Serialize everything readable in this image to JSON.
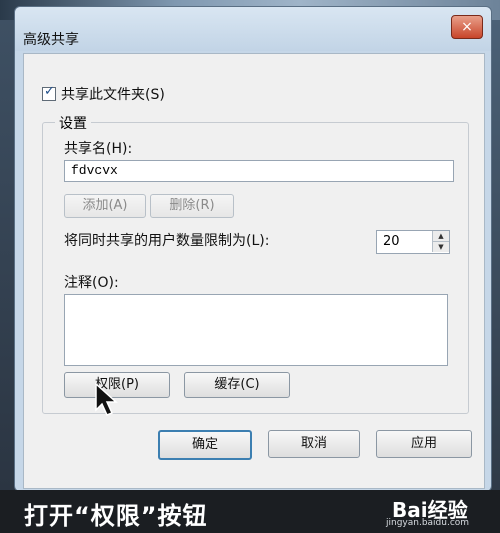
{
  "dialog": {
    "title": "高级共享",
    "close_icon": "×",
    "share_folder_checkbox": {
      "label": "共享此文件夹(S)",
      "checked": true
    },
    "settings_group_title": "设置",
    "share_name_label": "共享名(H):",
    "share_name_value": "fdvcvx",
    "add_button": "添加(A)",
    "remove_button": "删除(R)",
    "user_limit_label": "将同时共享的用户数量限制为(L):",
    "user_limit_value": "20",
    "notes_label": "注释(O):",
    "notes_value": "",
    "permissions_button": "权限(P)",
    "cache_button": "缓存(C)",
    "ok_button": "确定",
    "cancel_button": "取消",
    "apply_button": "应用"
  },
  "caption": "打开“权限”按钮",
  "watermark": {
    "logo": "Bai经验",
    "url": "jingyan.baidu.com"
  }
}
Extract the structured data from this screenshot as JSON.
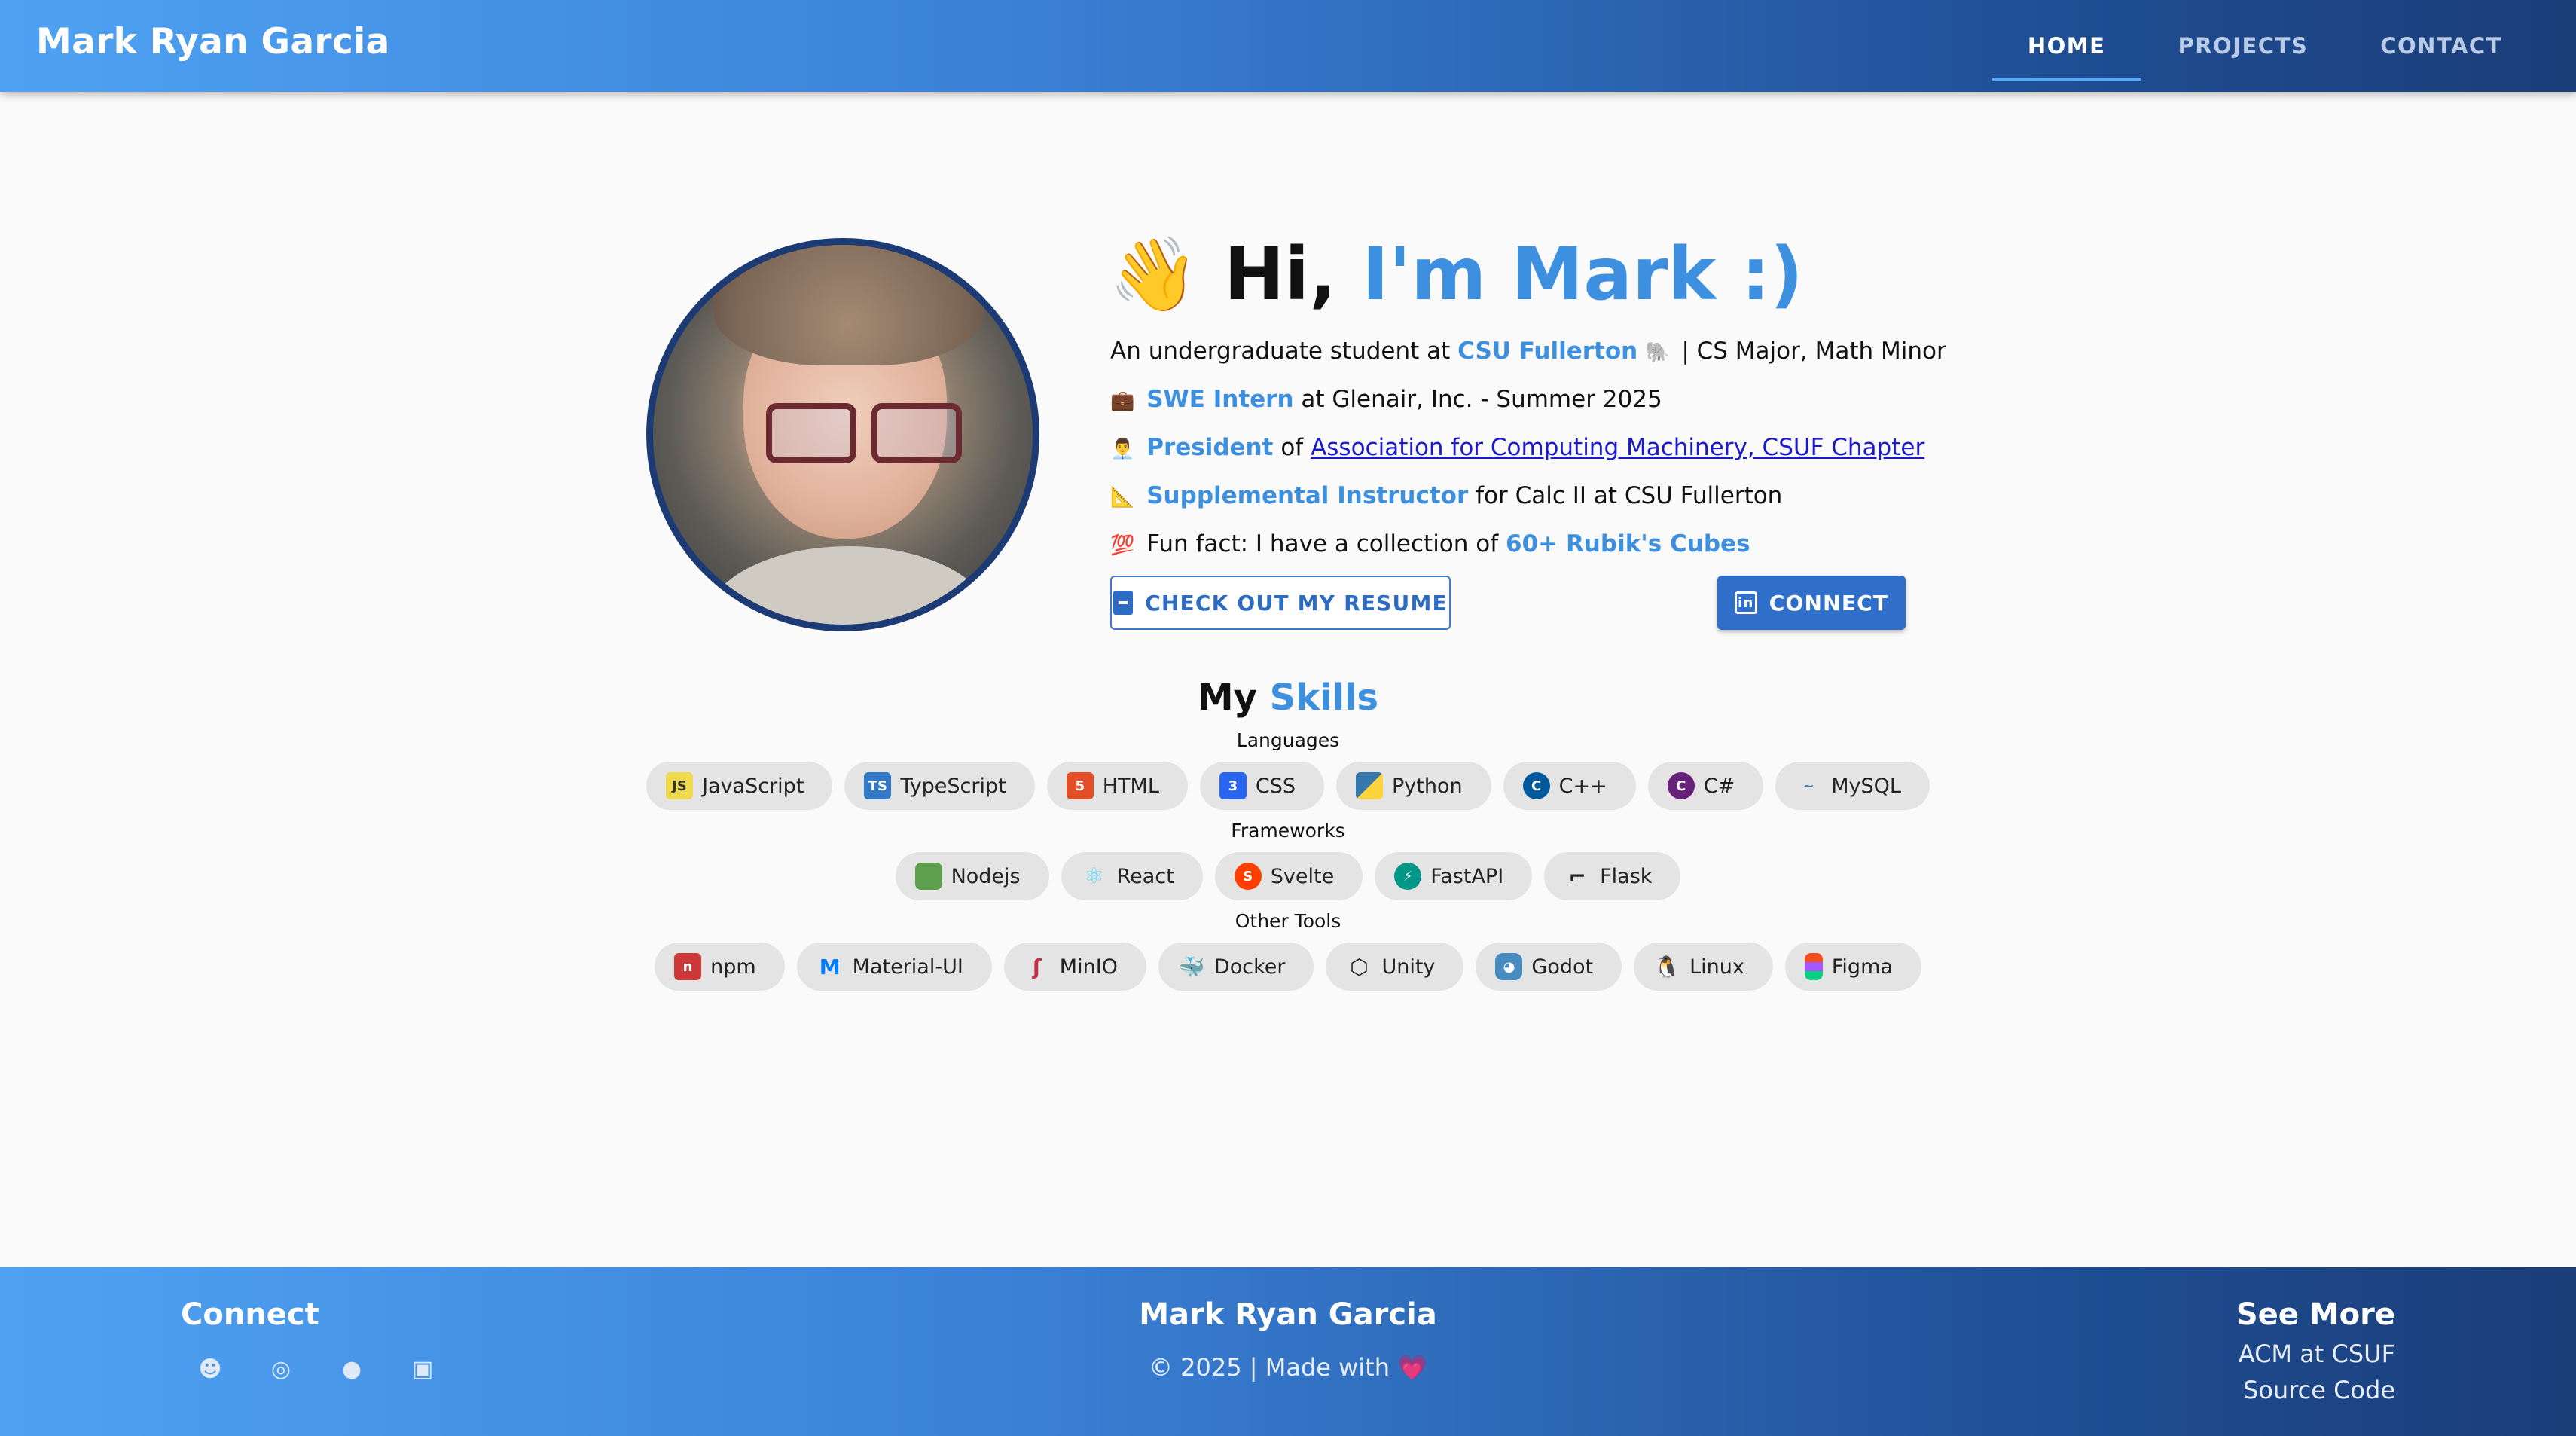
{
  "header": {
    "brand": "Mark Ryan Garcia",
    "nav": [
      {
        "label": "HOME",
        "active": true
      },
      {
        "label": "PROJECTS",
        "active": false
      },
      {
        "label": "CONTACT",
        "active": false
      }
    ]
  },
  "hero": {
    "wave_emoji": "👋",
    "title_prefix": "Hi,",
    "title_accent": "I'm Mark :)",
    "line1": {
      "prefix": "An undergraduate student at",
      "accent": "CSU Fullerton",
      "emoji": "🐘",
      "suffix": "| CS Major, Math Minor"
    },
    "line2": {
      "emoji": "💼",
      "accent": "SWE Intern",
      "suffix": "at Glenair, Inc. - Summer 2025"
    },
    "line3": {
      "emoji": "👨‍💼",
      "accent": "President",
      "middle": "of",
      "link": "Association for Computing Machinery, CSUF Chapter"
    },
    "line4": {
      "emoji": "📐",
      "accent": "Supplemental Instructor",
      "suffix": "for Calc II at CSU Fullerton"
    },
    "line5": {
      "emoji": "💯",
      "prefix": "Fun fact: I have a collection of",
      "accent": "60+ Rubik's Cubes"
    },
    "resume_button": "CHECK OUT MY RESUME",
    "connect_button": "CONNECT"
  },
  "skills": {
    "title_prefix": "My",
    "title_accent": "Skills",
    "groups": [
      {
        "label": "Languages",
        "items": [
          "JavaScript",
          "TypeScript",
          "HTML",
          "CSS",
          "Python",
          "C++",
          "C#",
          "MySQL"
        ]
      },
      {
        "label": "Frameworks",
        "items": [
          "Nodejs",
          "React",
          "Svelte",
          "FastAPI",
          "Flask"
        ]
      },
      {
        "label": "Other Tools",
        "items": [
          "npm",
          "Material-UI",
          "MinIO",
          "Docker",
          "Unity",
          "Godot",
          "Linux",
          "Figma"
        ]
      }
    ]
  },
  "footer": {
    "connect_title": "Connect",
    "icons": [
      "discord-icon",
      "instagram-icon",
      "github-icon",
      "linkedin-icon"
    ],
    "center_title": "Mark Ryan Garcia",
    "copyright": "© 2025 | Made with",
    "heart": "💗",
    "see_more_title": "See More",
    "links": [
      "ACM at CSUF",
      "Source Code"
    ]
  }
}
□ □ □ □
EXERCISE GOAL:
Every entry should be returned exactly as written, minus the pictures.

ANSWER:
Serialize everything readable in this image to JSON.
{
  "dialog": {
    "title": "高级共享",
    "close_icon": "×",
    "share_folder_checkbox": {
      "label": "共享此文件夹(S)",
      "checked": true
    },
    "settings_group_title": "设置",
    "share_name_label": "共享名(H):",
    "share_name_value": "fdvcvx",
    "add_button": "添加(A)",
    "remove_button": "删除(R)",
    "user_limit_label": "将同时共享的用户数量限制为(L):",
    "user_limit_value": "20",
    "notes_label": "注释(O):",
    "notes_value": "",
    "permissions_button": "权限(P)",
    "cache_button": "缓存(C)",
    "ok_button": "确定",
    "cancel_button": "取消",
    "apply_button": "应用"
  },
  "caption": "打开“权限”按钮",
  "watermark": {
    "logo": "Bai经验",
    "url": "jingyan.baidu.com"
  }
}
Extract the structured data from this screenshot as JSON.
{
  "header": {
    "brand": "Mark Ryan Garcia",
    "nav": [
      {
        "label": "HOME",
        "active": true
      },
      {
        "label": "PROJECTS",
        "active": false
      },
      {
        "label": "CONTACT",
        "active": false
      }
    ]
  },
  "hero": {
    "wave_emoji": "👋",
    "title_prefix": "Hi,",
    "title_accent": "I'm Mark :)",
    "line1": {
      "prefix": "An undergraduate student at",
      "accent": "CSU Fullerton",
      "emoji": "🐘",
      "suffix": "| CS Major, Math Minor"
    },
    "line2": {
      "emoji": "💼",
      "accent": "SWE Intern",
      "suffix": "at Glenair, Inc. - Summer 2025"
    },
    "line3": {
      "emoji": "👨‍💼",
      "accent": "President",
      "middle": "of",
      "link": "Association for Computing Machinery, CSUF Chapter"
    },
    "line4": {
      "emoji": "📐",
      "accent": "Supplemental Instructor",
      "suffix": "for Calc II at CSU Fullerton"
    },
    "line5": {
      "emoji": "💯",
      "prefix": "Fun fact: I have a collection of",
      "accent": "60+ Rubik's Cubes"
    },
    "resume_button": "CHECK OUT MY RESUME",
    "connect_button": "CONNECT"
  },
  "skills": {
    "title_prefix": "My",
    "title_accent": "Skills",
    "groups": [
      {
        "label": "Languages",
        "items": [
          "JavaScript",
          "TypeScript",
          "HTML",
          "CSS",
          "Python",
          "C++",
          "C#",
          "MySQL"
        ]
      },
      {
        "label": "Frameworks",
        "items": [
          "Nodejs",
          "React",
          "Svelte",
          "FastAPI",
          "Flask"
        ]
      },
      {
        "label": "Other Tools",
        "items": [
          "npm",
          "Material-UI",
          "MinIO",
          "Docker",
          "Unity",
          "Godot",
          "Linux",
          "Figma"
        ]
      }
    ]
  },
  "footer": {
    "connect_title": "Connect",
    "icons": [
      "discord-icon",
      "instagram-icon",
      "github-icon",
      "linkedin-icon"
    ],
    "center_title": "Mark Ryan Garcia",
    "copyright": "© 2025 | Made with",
    "heart": "💗",
    "see_more_title": "See More",
    "links": [
      "ACM at CSUF",
      "Source Code"
    ]
  }
}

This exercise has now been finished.